# Chronicling America example

This notebookprovides sample code for calling the Chronicling America APIs.

For reference, see the [Chronicling America API documentation](https://chroniclingamerica.loc.gov/about/api/). 

In [None]:
import requests

from collections import Counter

Below are two example functions for loading issue metadata and OCR text files from the Chronicling America API.

In [None]:
def get_text(url):
    rsp = requests.get(url)
    if rsp.status_code != 200:
        raise Exception(f"Unable to load {url}")
    data = rsp.json()
    text_url = data["text"]
    
    txt_rsp = requests.get(text_url)
    if txt_rsp.status_code != 200:
        raise Exception(f"Unable to load {text_url}")
    return txt_rsp.text

In [None]:
def get_issue(_id):
    if _id.startswith("https"):
        url = _id
    else:
        url = f"https://chroniclingamerica.loc.gov/lccn/{_id}.json"
    doc = {
        "id": _id,
        "source": url
    }
    rsp = requests.get(url)
    if rsp.status_code != 200:
        raise Exception(f"Unable to load {url}")
    issue_data = rsp.json()
    return issue_data
    

Load a single newspaper issue and run two assertion checks to see if we are getting the data we expect.

In [None]:
issue_1 = get_issue("sn87093407/1920-05-21/ed-1")

In [None]:
assert(issue_1["date_issued"] == "1920-05-21")

In [None]:
assert(len(issue_1["pages"]) == 24)

Perform a very basic initial analysis - count the most frequent words in the first two pages of the issue. 

In [None]:
word_count = Counter()
n = 0

for pg in issue_1["pages"]:
    page_text = get_text(pg["url"])
    for line in page_text.split("\n"):
        for token in line.split():
            clean_token = token.strip(" ,.").lower()
            if clean_token == "":
                continue
            word_count[clean_token] += 1
    n += 1
    if n >= 2:
        break

In [None]:
for word, count in word_count.most_common(25):
    print(word.ljust(25), count)

·····

## Goal a
In the Chronicling America notebook, how many pages does the second assertion check expect the loaded issue to have?

(Spatial layout data)
·····

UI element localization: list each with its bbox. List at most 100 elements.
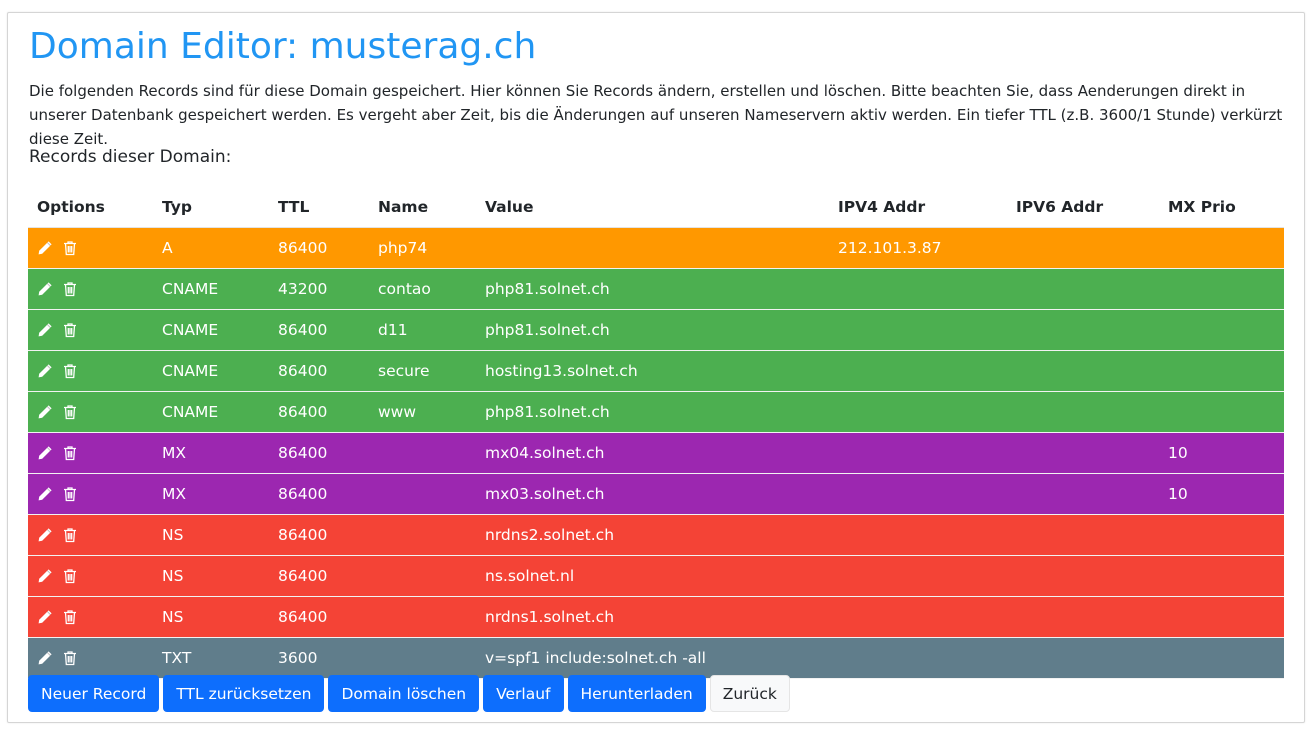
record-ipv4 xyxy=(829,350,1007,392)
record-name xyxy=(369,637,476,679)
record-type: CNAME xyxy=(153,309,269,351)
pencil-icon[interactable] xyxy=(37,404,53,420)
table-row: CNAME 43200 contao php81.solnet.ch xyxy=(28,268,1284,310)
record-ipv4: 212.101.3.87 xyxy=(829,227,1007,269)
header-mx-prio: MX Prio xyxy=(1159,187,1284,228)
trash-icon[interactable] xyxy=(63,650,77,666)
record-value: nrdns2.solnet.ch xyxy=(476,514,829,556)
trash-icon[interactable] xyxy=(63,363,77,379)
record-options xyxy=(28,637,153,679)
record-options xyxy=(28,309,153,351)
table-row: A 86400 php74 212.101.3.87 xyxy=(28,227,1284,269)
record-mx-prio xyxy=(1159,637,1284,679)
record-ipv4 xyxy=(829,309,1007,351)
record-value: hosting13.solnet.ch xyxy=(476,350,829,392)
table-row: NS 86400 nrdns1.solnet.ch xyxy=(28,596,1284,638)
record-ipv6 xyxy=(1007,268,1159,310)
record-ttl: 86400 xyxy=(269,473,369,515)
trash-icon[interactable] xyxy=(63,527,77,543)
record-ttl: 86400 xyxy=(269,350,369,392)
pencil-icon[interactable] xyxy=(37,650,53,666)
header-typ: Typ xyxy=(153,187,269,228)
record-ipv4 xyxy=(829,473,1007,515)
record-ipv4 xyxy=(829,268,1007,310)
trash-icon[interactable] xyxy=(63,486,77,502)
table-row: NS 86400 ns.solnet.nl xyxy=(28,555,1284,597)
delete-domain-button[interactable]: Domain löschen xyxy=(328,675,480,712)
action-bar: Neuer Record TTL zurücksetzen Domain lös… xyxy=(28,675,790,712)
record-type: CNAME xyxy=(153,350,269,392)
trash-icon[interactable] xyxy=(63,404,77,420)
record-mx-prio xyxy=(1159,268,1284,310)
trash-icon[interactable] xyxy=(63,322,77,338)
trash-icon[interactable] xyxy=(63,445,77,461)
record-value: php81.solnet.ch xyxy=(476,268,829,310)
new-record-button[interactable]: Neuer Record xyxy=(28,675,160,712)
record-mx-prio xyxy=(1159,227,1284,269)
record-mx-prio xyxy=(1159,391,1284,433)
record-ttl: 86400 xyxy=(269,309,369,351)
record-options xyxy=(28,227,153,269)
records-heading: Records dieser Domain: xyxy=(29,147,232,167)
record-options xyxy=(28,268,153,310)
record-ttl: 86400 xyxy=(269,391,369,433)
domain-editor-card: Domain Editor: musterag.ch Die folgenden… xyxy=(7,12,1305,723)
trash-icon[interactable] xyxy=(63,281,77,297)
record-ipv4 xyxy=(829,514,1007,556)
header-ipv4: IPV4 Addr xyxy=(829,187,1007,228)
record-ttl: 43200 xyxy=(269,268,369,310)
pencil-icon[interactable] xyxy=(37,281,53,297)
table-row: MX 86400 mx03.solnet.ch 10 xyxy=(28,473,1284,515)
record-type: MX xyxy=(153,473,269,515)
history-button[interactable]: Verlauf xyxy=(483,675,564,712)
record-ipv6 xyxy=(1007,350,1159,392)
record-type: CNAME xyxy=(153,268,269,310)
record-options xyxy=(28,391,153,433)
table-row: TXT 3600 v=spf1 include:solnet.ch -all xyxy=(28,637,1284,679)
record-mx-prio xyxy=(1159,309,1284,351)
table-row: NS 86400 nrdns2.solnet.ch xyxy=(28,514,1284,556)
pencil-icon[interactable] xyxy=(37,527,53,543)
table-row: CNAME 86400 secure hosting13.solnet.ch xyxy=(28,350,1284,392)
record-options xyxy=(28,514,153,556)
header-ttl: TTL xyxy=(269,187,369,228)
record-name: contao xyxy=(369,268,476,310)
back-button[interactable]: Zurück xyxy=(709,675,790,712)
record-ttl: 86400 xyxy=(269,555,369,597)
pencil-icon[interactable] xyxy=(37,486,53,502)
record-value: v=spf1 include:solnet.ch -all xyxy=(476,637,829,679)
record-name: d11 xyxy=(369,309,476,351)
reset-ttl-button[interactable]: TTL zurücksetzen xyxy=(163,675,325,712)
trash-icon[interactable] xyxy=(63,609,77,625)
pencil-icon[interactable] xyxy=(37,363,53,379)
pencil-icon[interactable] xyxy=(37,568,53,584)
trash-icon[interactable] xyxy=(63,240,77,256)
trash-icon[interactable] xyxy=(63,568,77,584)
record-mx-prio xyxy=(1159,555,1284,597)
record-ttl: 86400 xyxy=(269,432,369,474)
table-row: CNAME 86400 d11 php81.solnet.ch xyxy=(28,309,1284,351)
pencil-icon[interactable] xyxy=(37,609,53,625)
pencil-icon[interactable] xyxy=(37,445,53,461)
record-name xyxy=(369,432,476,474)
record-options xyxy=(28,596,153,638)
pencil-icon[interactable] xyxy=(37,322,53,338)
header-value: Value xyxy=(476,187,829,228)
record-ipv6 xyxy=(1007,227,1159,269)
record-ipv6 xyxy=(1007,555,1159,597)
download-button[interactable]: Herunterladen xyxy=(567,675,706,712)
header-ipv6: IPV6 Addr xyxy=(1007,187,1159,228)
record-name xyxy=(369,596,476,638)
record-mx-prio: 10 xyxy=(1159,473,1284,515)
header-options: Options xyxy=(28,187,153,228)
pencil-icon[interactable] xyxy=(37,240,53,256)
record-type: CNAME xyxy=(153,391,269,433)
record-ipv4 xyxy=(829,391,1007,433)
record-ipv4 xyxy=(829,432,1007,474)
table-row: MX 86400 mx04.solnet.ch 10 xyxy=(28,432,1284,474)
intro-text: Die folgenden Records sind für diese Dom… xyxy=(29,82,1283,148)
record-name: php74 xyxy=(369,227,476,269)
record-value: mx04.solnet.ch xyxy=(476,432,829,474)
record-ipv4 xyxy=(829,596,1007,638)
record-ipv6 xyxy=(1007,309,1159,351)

·····

## Goal b
Recast the listing, from the line containing "record-ipv4 xyxy=(829,350,1007,392)" through the line containing "record-ipv4: 212.101.3.87 xyxy=(829,227,1007,269)", as a Markdown table with the columns n (row number) and Line, leaving out blank lines.

## Task response a
24

## Task response b
| n | Line |
|---|---|
| 1 | record-ipv4 xyxy=(829,350,1007,392) |
| 2 | record-name xyxy=(369,637,476,679) |
| 3 | record-type: CNAME xyxy=(153,309,269,351) |
| 4 | pencil-icon[interactable] xyxy=(37,404,53,420) |
| 5 | table-row: CNAME 43200 contao php81.solnet.ch xyxy=(28,268,1284,310) |
| 6 | record-ipv4: 212.101.3.87 xyxy=(829,227,1007,269) |